* Given records:
______________________________
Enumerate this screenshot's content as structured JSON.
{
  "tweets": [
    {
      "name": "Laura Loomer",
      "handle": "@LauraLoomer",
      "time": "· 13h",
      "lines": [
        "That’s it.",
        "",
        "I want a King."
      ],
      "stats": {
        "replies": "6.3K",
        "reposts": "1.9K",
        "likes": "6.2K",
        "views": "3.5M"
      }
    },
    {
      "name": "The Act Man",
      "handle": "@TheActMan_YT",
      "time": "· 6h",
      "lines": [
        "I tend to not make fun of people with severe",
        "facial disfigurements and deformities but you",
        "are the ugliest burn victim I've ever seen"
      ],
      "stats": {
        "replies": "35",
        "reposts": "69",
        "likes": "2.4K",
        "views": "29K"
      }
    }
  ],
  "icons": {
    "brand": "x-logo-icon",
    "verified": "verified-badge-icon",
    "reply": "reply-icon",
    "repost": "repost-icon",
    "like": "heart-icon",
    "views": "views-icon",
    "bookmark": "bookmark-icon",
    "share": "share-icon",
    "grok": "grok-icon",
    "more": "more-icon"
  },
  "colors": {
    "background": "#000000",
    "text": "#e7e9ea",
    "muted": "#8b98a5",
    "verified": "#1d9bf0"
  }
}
______________________________
Set out every line from the material that contains the string "handle".

* Finished task:
      "handle": "@LauraLoomer",
      "handle": "@TheActMan_YT",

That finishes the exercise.